RECORDS SUPPLIED =>
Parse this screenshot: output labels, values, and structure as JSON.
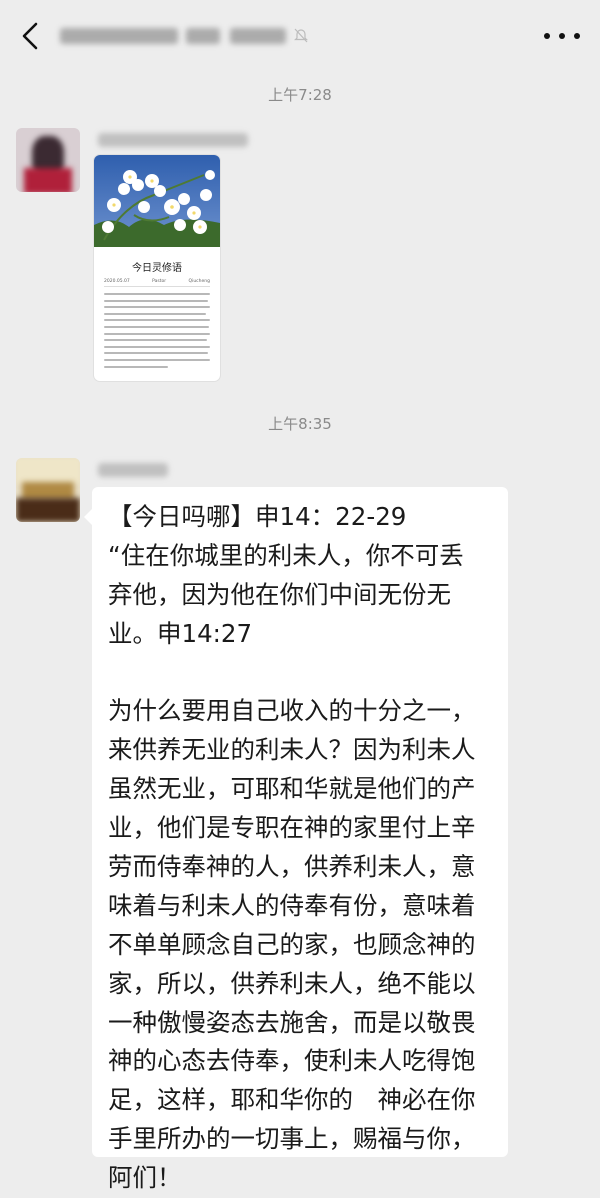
{
  "header": {
    "back_icon": "chevron-left-icon",
    "mute_icon": "bell-muted-icon",
    "more_icon": "more-dots-icon"
  },
  "messages": [
    {
      "timestamp": "上午7:28",
      "type": "image",
      "card": {
        "heading": "今日灵修语",
        "meta": [
          "2020.05.07",
          "Pastor",
          "Qiucheng"
        ]
      }
    },
    {
      "timestamp": "上午8:35",
      "type": "text",
      "lines": [
        "【今日吗哪】申14：22-29",
        "“住在你城里的利未人，你不可丢",
        "弃他，因为他在你们中间无份无",
        "业。申14:27",
        "",
        "为什么要用自己收入的十分之一，",
        "来供养无业的利未人？因为利未人",
        "虽然无业，可耶和华就是他们的产",
        "业，他们是专职在神的家里付上辛",
        "劳而侍奉神的人，供养利未人，意",
        "味着与利未人的侍奉有份，意味着",
        "不单单顾念自己的家，也顾念神的",
        "家，所以，供养利未人，绝不能以",
        "一种傲慢姿态去施舍，而是以敬畏",
        "神的心态去侍奉，使利未人吃得饱",
        "足，这样，耶和华你的　神必在你",
        "手里所办的一切事上，赐福与你，",
        "阿们！"
      ]
    }
  ]
}
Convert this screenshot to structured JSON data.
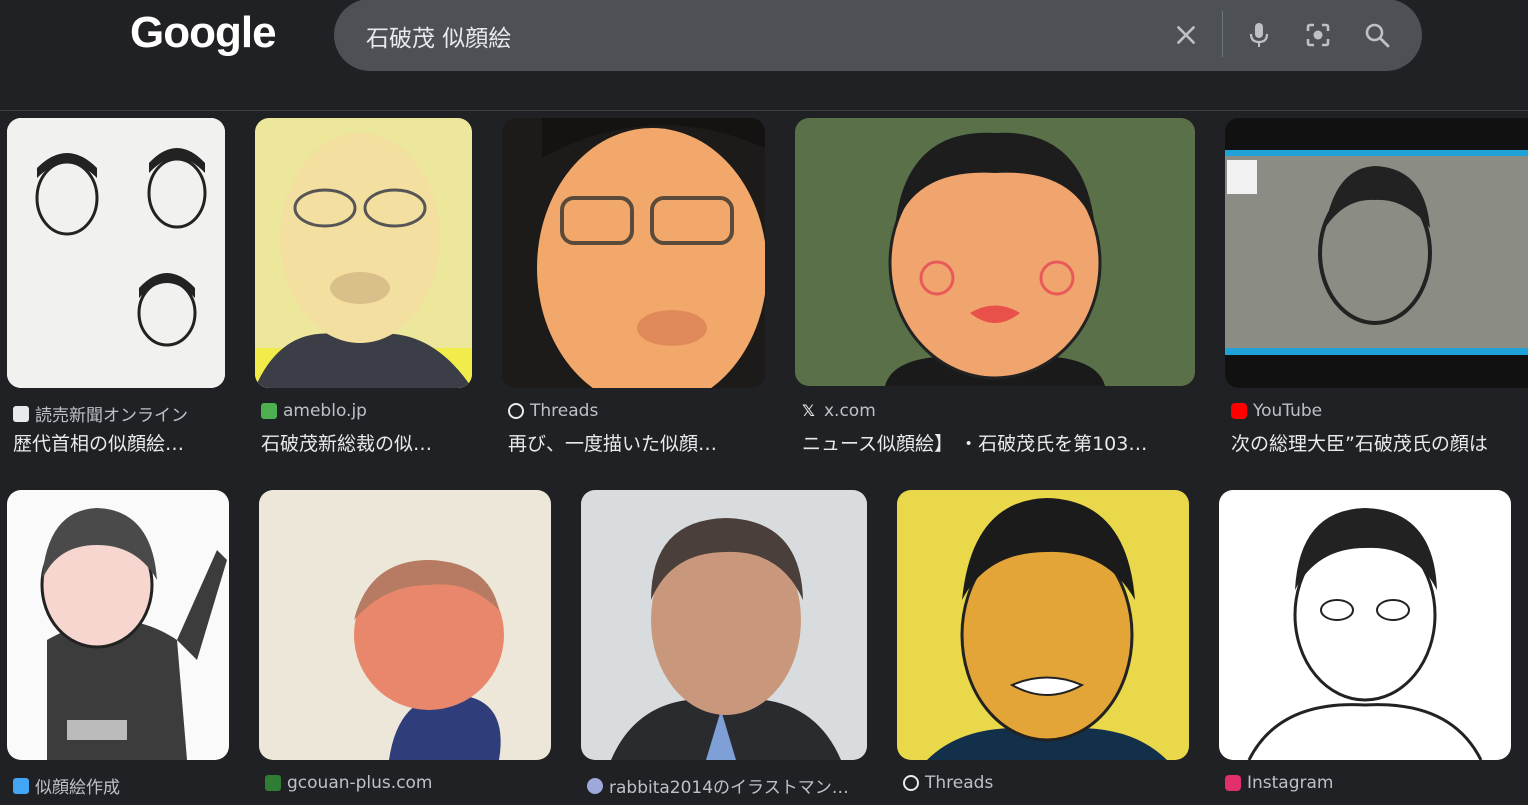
{
  "header": {
    "logo_text": "Google",
    "search_query": "石破茂 似顔絵",
    "icons": [
      "close-icon",
      "mic-icon",
      "lens-icon",
      "search-icon"
    ]
  },
  "results": [
    {
      "source": "読売新聞オンライン",
      "title": "歴代首相の似顔絵…",
      "favicon_color": "#e8eaed"
    },
    {
      "source": "ameblo.jp",
      "title": "石破茂新総裁の似…",
      "favicon_color": "#4caf50"
    },
    {
      "source": "Threads",
      "title": "再び、一度描いた似顔…",
      "favicon_color": "#e8eaed"
    },
    {
      "source": "x.com",
      "title": "ニュース似顔絵】 ・石破茂氏を第103…",
      "favicon_color": "#e8eaed"
    },
    {
      "source": "YouTube",
      "title": "次の総理大臣”石破茂氏の顔は",
      "favicon_color": "#ff0000"
    },
    {
      "source": "似顔絵作成",
      "title": "",
      "favicon_color": "#42a5f5"
    },
    {
      "source": "gcouan-plus.com",
      "title": "",
      "favicon_color": "#2e7d32"
    },
    {
      "source": "rabbita2014のイラストマン…",
      "title": "",
      "favicon_color": "#9fa8da"
    },
    {
      "source": "Threads",
      "title": "",
      "favicon_color": "#e8eaed"
    },
    {
      "source": "Instagram",
      "title": "",
      "favicon_color": "#e1306c"
    }
  ]
}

TASK INSTRUCTIONS => Report the number of lines above that contain the word "JSON", and only that number.

SOLUTION TO THE EXERCISE => 2